• _Exercise details_
Read the material below and tally how many lines hold the word "this", giving the number and nothing else.

───── Data lines ─────

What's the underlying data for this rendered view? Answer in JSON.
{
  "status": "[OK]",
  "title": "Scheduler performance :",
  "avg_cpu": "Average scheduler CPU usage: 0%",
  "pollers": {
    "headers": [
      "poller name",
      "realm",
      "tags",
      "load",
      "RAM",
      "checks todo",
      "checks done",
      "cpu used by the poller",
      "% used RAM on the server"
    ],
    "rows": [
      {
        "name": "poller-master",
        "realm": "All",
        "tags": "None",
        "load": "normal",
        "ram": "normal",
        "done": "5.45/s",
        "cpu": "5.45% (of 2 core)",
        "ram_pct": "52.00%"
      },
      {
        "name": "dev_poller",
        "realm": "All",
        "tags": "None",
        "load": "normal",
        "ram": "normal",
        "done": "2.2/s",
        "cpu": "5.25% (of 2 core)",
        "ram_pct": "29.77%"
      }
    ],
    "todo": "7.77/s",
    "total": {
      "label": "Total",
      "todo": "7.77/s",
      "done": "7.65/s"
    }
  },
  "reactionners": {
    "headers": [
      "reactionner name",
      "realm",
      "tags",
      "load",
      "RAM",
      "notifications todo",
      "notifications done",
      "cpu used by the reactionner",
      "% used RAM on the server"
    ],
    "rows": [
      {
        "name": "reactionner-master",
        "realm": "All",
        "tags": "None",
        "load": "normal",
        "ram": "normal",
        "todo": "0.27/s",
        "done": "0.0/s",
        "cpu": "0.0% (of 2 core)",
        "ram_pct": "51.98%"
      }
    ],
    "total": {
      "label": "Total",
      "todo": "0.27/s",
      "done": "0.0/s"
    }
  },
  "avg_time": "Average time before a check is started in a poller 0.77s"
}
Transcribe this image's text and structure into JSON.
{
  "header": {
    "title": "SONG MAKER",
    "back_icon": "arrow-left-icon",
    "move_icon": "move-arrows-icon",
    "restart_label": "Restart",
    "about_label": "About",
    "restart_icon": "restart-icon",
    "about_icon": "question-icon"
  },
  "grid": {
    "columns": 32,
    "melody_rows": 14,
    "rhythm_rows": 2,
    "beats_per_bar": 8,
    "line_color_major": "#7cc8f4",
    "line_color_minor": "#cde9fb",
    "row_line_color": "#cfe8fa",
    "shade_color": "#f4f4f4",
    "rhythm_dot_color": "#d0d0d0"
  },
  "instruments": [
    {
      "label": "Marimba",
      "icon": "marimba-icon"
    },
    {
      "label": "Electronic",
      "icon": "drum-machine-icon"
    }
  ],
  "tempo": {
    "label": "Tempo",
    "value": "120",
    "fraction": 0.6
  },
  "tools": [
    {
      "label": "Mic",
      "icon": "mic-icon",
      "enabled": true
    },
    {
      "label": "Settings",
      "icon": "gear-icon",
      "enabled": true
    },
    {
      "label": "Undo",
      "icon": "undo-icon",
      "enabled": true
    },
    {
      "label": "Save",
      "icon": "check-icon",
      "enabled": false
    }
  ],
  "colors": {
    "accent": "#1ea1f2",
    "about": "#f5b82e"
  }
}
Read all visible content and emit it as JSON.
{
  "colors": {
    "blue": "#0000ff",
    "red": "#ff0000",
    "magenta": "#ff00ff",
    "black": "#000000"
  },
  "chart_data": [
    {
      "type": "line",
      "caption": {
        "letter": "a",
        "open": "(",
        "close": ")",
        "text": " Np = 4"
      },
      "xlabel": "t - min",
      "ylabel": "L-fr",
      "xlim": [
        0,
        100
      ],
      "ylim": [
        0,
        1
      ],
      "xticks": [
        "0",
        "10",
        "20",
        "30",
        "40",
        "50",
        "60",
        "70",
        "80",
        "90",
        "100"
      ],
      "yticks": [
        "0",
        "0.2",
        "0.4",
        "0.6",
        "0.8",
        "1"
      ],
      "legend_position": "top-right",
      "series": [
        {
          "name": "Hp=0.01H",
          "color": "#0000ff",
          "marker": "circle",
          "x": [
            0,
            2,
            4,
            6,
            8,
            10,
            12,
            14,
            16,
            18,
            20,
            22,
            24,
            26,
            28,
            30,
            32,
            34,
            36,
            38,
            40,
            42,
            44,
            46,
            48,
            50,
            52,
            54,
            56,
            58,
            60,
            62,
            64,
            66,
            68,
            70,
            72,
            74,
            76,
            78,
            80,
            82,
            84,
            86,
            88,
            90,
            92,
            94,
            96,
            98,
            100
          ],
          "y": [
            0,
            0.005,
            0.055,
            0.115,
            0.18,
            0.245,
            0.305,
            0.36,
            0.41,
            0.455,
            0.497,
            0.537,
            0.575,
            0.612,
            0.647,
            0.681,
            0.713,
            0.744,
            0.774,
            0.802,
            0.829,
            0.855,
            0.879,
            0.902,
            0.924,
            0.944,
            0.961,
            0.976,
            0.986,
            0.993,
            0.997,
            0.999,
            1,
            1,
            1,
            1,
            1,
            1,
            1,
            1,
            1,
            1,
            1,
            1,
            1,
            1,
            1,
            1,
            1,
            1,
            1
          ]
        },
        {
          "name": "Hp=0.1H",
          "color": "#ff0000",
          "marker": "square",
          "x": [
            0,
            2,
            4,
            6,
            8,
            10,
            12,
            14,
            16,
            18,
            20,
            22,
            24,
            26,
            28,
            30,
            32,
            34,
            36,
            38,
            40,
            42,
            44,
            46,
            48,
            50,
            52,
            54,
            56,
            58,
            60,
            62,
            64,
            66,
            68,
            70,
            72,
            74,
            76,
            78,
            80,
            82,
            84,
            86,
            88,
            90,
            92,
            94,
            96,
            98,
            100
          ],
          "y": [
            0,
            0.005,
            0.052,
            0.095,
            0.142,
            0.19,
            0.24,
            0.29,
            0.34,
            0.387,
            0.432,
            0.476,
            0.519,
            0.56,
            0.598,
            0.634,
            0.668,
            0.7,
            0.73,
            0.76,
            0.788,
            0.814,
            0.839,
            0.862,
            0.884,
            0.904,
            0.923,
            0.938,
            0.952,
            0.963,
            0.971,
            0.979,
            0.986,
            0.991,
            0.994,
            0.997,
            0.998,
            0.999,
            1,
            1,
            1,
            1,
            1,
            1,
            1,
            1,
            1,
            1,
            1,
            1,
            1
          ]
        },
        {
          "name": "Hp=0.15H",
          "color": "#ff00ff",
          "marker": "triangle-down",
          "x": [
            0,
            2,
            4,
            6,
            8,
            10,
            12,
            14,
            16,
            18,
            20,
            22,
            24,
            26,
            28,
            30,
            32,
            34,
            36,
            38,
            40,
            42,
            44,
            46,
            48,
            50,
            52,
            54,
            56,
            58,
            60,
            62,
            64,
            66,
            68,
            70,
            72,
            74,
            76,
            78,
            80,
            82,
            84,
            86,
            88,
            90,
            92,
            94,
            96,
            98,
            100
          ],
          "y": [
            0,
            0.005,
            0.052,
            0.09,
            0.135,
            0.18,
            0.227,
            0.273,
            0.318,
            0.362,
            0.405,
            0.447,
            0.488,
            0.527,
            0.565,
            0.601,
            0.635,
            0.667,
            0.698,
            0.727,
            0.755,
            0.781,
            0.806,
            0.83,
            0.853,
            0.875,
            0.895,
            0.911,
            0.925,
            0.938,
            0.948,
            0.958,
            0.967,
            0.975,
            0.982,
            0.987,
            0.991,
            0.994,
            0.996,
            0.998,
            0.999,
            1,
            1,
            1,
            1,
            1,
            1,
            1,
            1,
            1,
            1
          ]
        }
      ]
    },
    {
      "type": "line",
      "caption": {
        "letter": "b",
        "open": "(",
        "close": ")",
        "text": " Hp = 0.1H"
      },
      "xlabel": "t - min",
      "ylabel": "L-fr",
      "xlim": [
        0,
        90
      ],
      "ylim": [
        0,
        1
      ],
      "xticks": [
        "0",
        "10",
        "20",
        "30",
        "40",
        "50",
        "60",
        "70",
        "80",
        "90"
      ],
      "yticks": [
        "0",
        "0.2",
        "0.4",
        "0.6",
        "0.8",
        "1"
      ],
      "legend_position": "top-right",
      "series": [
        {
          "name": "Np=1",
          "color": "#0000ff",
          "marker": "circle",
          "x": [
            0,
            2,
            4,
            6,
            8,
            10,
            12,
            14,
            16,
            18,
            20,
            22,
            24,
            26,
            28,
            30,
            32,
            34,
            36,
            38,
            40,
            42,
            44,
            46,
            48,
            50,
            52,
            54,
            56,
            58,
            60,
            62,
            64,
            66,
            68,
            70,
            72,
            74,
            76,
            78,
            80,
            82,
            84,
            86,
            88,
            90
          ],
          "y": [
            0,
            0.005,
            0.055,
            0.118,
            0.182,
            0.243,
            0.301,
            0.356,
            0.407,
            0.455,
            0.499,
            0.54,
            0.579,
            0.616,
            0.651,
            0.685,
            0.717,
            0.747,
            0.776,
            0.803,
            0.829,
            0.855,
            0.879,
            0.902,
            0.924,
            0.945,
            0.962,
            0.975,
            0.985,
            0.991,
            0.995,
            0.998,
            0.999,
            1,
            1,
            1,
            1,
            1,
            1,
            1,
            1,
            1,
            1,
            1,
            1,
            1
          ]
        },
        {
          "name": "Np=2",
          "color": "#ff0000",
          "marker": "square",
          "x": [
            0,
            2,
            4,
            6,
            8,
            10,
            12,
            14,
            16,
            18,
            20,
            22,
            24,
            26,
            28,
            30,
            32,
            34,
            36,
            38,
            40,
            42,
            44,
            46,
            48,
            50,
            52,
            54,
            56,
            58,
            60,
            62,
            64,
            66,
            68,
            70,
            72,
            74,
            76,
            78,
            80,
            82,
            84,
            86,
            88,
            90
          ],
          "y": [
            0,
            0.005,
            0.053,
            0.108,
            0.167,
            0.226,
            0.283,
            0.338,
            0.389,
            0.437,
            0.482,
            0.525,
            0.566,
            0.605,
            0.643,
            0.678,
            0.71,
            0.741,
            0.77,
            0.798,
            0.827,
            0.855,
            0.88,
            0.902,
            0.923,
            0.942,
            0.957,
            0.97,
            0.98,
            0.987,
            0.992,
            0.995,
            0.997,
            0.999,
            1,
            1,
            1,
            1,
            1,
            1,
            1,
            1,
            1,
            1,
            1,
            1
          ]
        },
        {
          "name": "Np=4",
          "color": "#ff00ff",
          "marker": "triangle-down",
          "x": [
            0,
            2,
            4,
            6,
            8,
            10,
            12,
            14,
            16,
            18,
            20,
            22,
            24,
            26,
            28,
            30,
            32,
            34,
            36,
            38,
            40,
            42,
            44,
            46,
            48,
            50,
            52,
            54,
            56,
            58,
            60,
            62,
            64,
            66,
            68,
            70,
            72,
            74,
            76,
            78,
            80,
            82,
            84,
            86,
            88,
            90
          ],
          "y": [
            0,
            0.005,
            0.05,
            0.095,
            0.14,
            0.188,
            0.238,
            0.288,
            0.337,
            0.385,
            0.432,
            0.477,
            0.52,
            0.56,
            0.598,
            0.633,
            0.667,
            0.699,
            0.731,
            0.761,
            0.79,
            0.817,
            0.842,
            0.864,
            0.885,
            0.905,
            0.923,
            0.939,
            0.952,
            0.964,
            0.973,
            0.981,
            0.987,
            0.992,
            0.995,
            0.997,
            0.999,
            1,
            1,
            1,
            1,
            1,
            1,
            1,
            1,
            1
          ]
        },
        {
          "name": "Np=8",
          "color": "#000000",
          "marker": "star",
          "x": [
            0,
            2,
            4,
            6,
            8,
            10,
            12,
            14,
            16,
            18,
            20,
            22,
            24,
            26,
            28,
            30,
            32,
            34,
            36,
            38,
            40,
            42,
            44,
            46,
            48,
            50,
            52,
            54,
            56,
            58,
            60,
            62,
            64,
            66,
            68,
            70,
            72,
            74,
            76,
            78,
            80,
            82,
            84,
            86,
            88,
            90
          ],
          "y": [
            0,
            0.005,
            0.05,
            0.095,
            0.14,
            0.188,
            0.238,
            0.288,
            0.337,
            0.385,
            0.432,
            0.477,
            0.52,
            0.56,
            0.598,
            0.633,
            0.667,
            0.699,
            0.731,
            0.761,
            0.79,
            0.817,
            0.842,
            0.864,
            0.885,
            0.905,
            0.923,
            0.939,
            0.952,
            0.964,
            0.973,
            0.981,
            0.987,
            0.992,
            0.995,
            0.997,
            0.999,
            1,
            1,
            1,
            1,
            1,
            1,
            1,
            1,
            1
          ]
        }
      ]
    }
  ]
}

─────

• _Task solution_
2